» Study questions:
1) Read the blog post below and decide whether each statement agrees with it. For each one, answer yes or no and quote the words from the blog post that settle it.
(a) The writer calls the husband's family very fine, decent people.
(b) The writer says they don't love to travel.
(c) Mr S. agreed that the writer could complain about anything in exchange for going on the trip.
2) Rewrite the part of the blog post that opens with the words containing "Everything since Friday" and closes with "keenly aware of.", replacing "Mid-West" with "Southern".
3) In the blog post, what name does the writer give the town they are going to visit?

━━━━━ Source extract ━━━━━

Wednesday, October 03, 2007

Trying to find my inner chi.

Sorry I've left you hanging so long, Readers.

Everything since Friday has been a giant ball of stress. And, since it's always a perfect idea to add more stress to any situation - Mr S. and I have decided to book a trip to a Mid-West town. Henceforth to be called Bitchopolooza. Which has pretty much put me on tilt. The great thing for you, is that I will be mobile blogging. Or sanity blogging.

You see, we are going to visit my husbands family. Who are very fine decent people. Let me just say that right up front. My whole bitch fest will most definitely be more about what an asshole I am, rather than anything wrong with his family. This is also something I'm keenly aware of.

So when you read my rants, you know up front I know I'm being an asshole. But, this is my blog, and Mr S. has agreed I get to bitch about anything in exchange for me going. And there will be bitching.

It really is a testament to how strong of a man my husband is. He has to endure a lot you know.

This is a preview of bitchopolooza:

1. I hate flying. This isn't to say I don't love to travel. I just hate to fly. More of a road trip girl myself. I particularly hate waiting. You can't imagine how much I hate waiting. And airports are all about that. Gets on my last nerve. I also hate having to sit for extended periods of time.

━━━━━ Data under study ━━━━━

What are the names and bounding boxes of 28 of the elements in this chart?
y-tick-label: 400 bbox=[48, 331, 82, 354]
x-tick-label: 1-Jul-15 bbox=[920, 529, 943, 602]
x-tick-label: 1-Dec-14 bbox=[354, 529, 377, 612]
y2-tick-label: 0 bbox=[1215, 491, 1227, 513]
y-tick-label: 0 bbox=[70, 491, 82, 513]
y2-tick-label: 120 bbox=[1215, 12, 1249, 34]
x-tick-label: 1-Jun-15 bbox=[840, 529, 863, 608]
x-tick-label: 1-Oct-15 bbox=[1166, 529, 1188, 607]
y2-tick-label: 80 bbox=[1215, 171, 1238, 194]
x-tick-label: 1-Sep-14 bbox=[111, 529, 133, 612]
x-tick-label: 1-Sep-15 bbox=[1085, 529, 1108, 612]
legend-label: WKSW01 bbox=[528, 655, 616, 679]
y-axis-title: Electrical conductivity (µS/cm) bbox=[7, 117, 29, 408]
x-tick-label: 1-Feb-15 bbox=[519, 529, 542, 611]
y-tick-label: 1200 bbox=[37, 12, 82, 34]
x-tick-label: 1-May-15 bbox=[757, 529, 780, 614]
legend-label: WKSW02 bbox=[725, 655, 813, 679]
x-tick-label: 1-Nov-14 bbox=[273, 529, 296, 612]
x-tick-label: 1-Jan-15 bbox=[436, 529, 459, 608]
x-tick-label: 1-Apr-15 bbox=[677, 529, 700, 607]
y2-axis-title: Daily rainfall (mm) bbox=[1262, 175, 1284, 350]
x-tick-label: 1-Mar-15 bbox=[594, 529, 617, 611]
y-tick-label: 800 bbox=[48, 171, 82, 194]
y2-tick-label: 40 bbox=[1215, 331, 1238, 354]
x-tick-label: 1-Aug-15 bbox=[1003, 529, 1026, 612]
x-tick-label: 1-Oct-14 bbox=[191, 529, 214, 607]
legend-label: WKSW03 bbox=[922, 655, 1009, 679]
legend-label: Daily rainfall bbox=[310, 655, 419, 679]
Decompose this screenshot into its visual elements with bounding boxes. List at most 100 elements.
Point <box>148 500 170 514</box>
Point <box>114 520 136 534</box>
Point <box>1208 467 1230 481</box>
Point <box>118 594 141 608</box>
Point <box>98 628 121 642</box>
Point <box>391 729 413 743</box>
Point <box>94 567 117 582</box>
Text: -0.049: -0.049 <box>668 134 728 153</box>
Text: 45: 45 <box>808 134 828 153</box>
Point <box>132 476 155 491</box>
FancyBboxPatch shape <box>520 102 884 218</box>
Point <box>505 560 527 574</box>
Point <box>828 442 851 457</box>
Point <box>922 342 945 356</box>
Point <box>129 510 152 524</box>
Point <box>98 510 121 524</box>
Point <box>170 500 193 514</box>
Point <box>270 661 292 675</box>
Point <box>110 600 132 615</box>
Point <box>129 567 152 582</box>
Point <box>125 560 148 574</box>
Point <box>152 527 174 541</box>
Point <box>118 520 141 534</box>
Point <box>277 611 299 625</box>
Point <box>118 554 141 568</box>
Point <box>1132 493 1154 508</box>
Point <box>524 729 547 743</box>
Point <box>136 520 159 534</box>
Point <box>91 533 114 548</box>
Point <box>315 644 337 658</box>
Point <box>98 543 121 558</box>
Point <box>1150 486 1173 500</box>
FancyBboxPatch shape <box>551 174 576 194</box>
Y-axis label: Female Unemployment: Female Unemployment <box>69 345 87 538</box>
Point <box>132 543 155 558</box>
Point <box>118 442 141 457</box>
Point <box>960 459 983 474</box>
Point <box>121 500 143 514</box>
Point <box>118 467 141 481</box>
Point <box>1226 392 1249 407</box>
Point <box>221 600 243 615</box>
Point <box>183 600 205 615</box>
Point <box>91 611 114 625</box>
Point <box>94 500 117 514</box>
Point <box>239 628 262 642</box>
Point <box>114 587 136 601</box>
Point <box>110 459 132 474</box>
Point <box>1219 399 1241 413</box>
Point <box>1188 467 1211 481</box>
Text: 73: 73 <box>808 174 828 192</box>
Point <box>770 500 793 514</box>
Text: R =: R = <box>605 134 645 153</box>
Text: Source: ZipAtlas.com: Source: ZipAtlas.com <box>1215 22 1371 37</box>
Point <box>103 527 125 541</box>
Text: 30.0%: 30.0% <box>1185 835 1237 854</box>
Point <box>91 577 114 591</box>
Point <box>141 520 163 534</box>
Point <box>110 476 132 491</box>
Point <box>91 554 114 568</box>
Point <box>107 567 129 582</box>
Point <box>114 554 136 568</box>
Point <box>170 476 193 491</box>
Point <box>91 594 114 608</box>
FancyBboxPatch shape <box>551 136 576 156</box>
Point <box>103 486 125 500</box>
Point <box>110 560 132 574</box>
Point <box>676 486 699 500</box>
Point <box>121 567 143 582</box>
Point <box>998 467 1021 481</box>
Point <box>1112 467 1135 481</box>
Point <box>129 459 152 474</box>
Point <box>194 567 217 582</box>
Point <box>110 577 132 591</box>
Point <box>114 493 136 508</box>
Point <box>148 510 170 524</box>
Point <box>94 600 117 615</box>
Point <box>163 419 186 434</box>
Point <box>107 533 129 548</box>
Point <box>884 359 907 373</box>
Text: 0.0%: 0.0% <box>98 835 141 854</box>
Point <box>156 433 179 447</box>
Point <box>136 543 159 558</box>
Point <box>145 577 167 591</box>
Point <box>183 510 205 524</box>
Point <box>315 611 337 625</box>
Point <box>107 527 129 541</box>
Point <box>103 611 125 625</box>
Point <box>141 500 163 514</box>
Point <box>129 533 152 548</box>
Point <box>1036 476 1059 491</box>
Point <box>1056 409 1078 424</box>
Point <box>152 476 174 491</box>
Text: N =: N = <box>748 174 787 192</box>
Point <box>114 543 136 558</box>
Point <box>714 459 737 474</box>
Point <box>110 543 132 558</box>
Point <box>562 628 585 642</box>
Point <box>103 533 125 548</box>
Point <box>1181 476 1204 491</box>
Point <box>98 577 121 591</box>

━━━━━

» Solutions in order:
1)
(a) Yes: "Who are very fine decent people."
(b) No: "This isn't to say I don't love to travel."
(c) Yes: "Mr S. has agreed I get to bitch about anything in exchange for me going."

2)
Everything since Friday has been a giant ball of stress. And, since it's always a perfect idea to add more stress to any situation - Mr S. and I have decided to book a trip to a Southern town. Henceforth to be called Bitchopolooza. Which has pretty much put me on tilt. The great thing for you, is that I will be mobile blogging. Or sanity blogging.

You see, we are going to visit my husbands family. Who are very fine decent people. Let me just say that right up front. My whole bitch fest will most definitely be more about what an asshole I am, rather than anything wrong with his family. This is also something I'm keenly aware of.

3) Bitchopolooza.